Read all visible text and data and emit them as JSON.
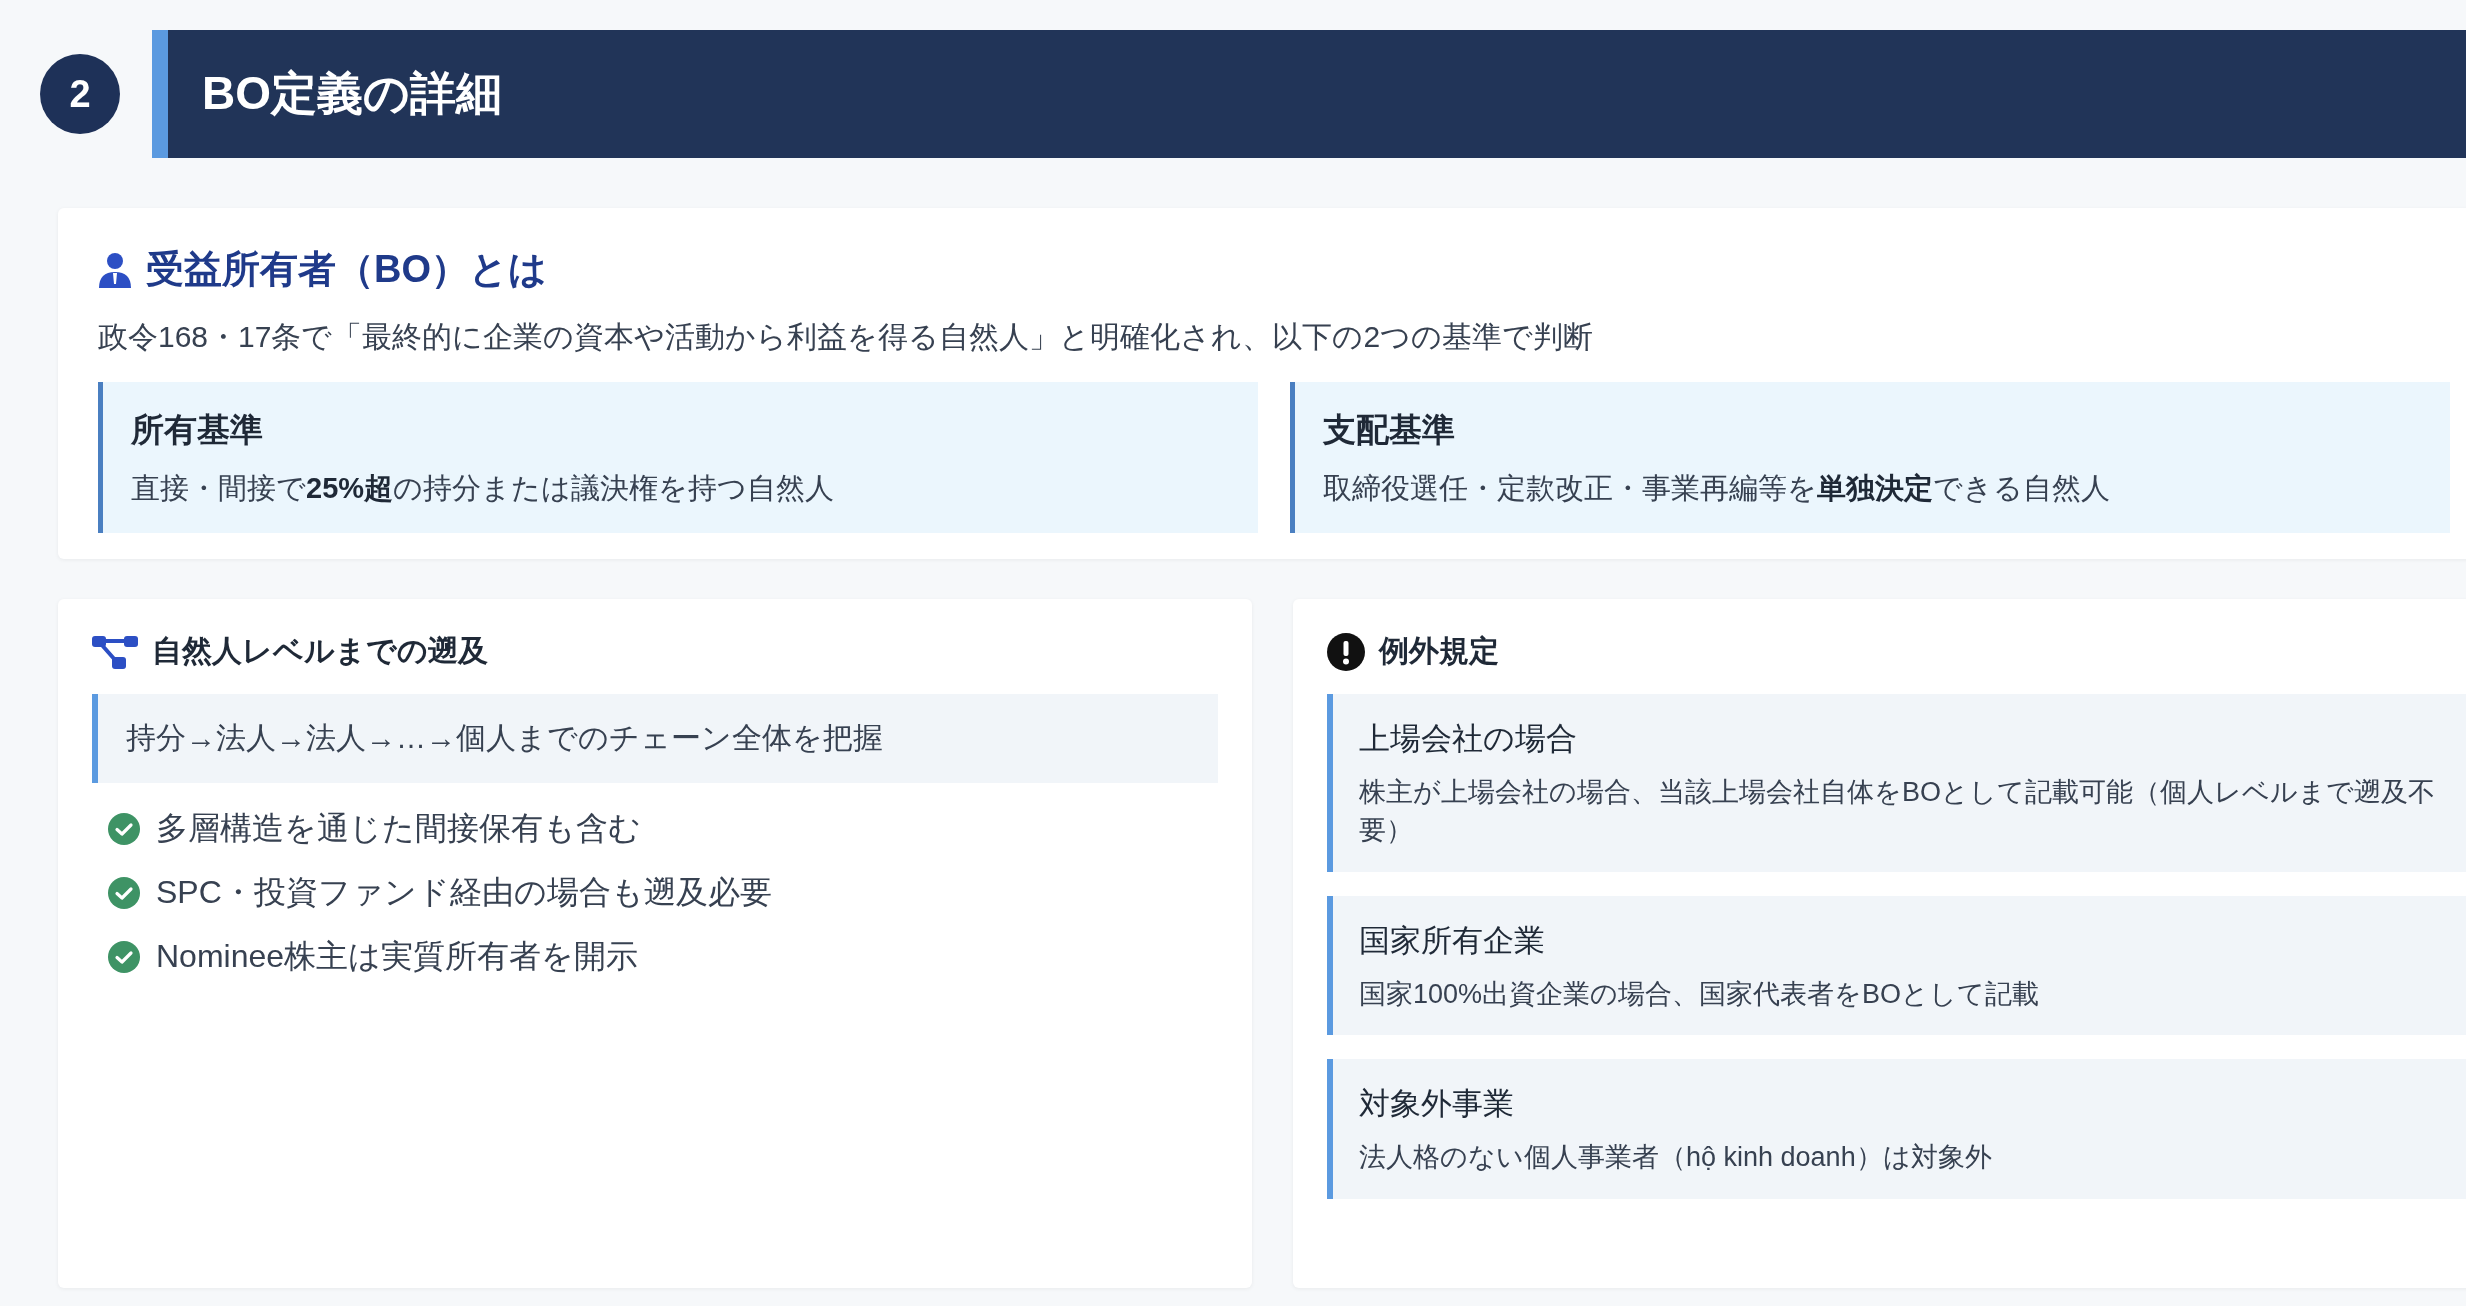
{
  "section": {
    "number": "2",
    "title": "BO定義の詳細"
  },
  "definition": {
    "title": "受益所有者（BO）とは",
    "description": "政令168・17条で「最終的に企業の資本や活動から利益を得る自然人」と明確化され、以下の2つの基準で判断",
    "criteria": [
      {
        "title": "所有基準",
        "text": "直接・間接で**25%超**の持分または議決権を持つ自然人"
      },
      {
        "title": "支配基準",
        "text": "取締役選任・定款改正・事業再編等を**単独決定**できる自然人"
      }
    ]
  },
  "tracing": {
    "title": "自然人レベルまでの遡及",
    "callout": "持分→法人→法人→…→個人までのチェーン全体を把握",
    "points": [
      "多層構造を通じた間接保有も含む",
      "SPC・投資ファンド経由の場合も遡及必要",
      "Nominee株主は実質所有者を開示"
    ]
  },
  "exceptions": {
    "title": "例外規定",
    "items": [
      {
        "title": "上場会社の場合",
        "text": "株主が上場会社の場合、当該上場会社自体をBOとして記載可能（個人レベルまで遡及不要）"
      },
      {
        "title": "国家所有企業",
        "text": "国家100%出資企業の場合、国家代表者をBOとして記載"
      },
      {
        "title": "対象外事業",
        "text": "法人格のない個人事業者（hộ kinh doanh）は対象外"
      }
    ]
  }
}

######

Job ▸ Print the complete listing exactly as it stands, without its pictures.

In response ▸
Read all visible text and data and emit them as JSON.
{
  "section": {
    "number": "2",
    "title": "BO定義の詳細"
  },
  "definition": {
    "title": "受益所有者（BO）とは",
    "description": "政令168・17条で「最終的に企業の資本や活動から利益を得る自然人」と明確化され、以下の2つの基準で判断",
    "criteria": [
      {
        "title": "所有基準",
        "text": "直接・間接で**25%超**の持分または議決権を持つ自然人"
      },
      {
        "title": "支配基準",
        "text": "取締役選任・定款改正・事業再編等を**単独決定**できる自然人"
      }
    ]
  },
  "tracing": {
    "title": "自然人レベルまでの遡及",
    "callout": "持分→法人→法人→…→個人までのチェーン全体を把握",
    "points": [
      "多層構造を通じた間接保有も含む",
      "SPC・投資ファンド経由の場合も遡及必要",
      "Nominee株主は実質所有者を開示"
    ]
  },
  "exceptions": {
    "title": "例外規定",
    "items": [
      {
        "title": "上場会社の場合",
        "text": "株主が上場会社の場合、当該上場会社自体をBOとして記載可能（個人レベルまで遡及不要）"
      },
      {
        "title": "国家所有企業",
        "text": "国家100%出資企業の場合、国家代表者をBOとして記載"
      },
      {
        "title": "対象外事業",
        "text": "法人格のない個人事業者（hộ kinh doanh）は対象外"
      }
    ]
  }
}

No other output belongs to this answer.